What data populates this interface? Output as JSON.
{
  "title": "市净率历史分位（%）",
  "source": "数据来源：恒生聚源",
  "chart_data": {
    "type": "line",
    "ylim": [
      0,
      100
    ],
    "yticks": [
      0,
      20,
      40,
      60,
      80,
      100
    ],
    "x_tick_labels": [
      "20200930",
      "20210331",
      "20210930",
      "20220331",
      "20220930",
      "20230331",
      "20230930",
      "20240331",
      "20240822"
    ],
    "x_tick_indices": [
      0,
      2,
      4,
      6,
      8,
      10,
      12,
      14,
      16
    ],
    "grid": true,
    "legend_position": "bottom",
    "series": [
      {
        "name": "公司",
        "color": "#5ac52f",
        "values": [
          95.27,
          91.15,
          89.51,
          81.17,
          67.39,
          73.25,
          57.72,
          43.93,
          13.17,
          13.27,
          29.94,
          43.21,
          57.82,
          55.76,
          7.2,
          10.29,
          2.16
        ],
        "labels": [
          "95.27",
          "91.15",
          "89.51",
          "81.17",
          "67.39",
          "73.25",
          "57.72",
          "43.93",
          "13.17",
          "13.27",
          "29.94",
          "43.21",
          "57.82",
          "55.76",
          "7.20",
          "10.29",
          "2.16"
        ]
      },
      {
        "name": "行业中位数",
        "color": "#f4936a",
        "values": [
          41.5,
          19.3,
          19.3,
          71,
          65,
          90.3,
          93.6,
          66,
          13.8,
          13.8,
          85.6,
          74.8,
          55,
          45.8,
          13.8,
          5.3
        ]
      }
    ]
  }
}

+-------+

Provide all the records again, word for word.

**ANSWER TO THIS TASK**
What data populates this interface? Output as JSON.
{
  "title": "市净率历史分位（%）",
  "source": "数据来源：恒生聚源",
  "chart_data": {
    "type": "line",
    "ylim": [
      0,
      100
    ],
    "yticks": [
      0,
      20,
      40,
      60,
      80,
      100
    ],
    "x_tick_labels": [
      "20200930",
      "20210331",
      "20210930",
      "20220331",
      "20220930",
      "20230331",
      "20230930",
      "20240331",
      "20240822"
    ],
    "x_tick_indices": [
      0,
      2,
      4,
      6,
      8,
      10,
      12,
      14,
      16
    ],
    "grid": true,
    "legend_position": "bottom",
    "series": [
      {
        "name": "公司",
        "color": "#5ac52f",
        "values": [
          95.27,
          91.15,
          89.51,
          81.17,
          67.39,
          73.25,
          57.72,
          43.93,
          13.17,
          13.27,
          29.94,
          43.21,
          57.82,
          55.76,
          7.2,
          10.29,
          2.16
        ],
        "labels": [
          "95.27",
          "91.15",
          "89.51",
          "81.17",
          "67.39",
          "73.25",
          "57.72",
          "43.93",
          "13.17",
          "13.27",
          "29.94",
          "43.21",
          "57.82",
          "55.76",
          "7.20",
          "10.29",
          "2.16"
        ]
      },
      {
        "name": "行业中位数",
        "color": "#f4936a",
        "values": [
          41.5,
          19.3,
          19.3,
          71,
          65,
          90.3,
          93.6,
          66,
          13.8,
          13.8,
          85.6,
          74.8,
          55,
          45.8,
          13.8,
          5.3
        ]
      }
    ]
  }
}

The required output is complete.